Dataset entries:
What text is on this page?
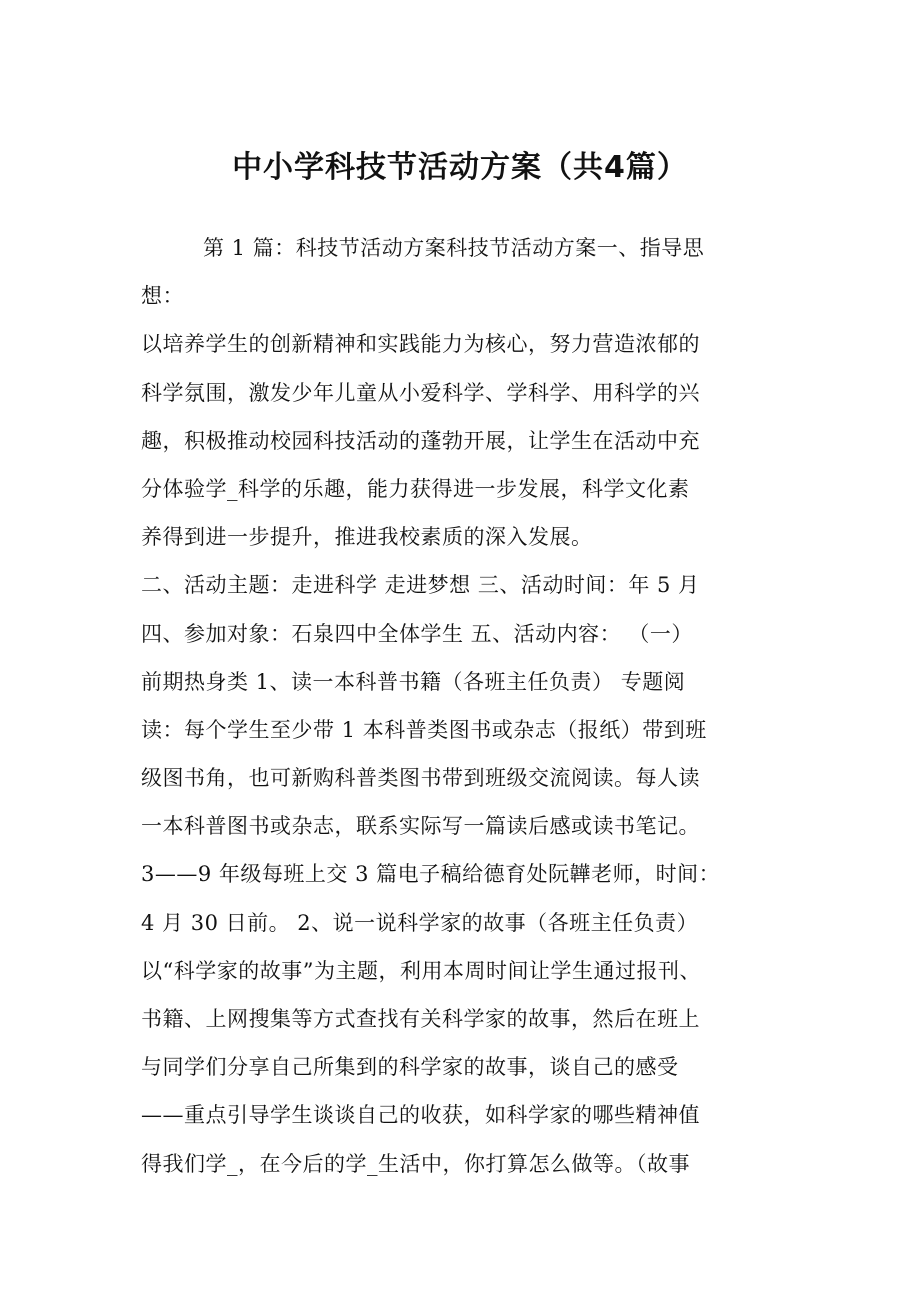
中小学科技节活动方案（共4篇）
第 1 篇：科技节活动方案科技节活动方案一、指导思
想：
以培养学生的创新精神和实践能力为核心，努力营造浓郁的
科学氛围，激发少年儿童从小爱科学、学科学、用科学的兴
趣，积极推动校园科技活动的蓬勃开展，让学生在活动中充
分体验学_科学的乐趣，能力获得进一步发展，科学文化素
养得到进一步提升，推进我校素质的深入发展。
二、活动主题：走进科学 走进梦想 三、活动时间：年 5 月
四、参加对象：石泉四中全体学生 五、活动内容： （一）
前期热身类 1、读一本科普书籍（各班主任负责） 专题阅
读：每个学生至少带 1 本科普类图书或杂志（报纸）带到班
级图书角，也可新购科普类图书带到班级交流阅读。每人读
一本科普图书或杂志，联系实际写一篇读后感或读书笔记。
3——9 年级每班上交 3 篇电子稿给德育处阮韡老师，时间：
4 月 30 日前。 2、说一说科学家的故事（各班主任负责）
以“科学家的故事”为主题，利用本周时间让学生通过报刊、
书籍、上网搜集等方式查找有关科学家的故事，然后在班上
与同学们分享自己所集到的科学家的故事，谈自己的感受
——重点引导学生谈谈自己的收获，如科学家的哪些精神值
得我们学_，在今后的学_生活中，你打算怎么做等。（故事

GIVEN TASK
Give back the entries verbatim. Do not include any picture.

EXPECTED ANSWER
What text is on this page?
中小学科技节活动方案（共4篇）
第 1 篇：科技节活动方案科技节活动方案一、指导思
想：
以培养学生的创新精神和实践能力为核心，努力营造浓郁的
科学氛围，激发少年儿童从小爱科学、学科学、用科学的兴
趣，积极推动校园科技活动的蓬勃开展，让学生在活动中充
分体验学_科学的乐趣，能力获得进一步发展，科学文化素
养得到进一步提升，推进我校素质的深入发展。
二、活动主题：走进科学 走进梦想 三、活动时间：年 5 月
四、参加对象：石泉四中全体学生 五、活动内容： （一）
前期热身类 1、读一本科普书籍（各班主任负责） 专题阅
读：每个学生至少带 1 本科普类图书或杂志（报纸）带到班
级图书角，也可新购科普类图书带到班级交流阅读。每人读
一本科普图书或杂志，联系实际写一篇读后感或读书笔记。
3——9 年级每班上交 3 篇电子稿给德育处阮韡老师，时间：
4 月 30 日前。 2、说一说科学家的故事（各班主任负责）
以“科学家的故事”为主题，利用本周时间让学生通过报刊、
书籍、上网搜集等方式查找有关科学家的故事，然后在班上
与同学们分享自己所集到的科学家的故事，谈自己的感受
——重点引导学生谈谈自己的收获，如科学家的哪些精神值
得我们学_，在今后的学_生活中，你打算怎么做等。（故事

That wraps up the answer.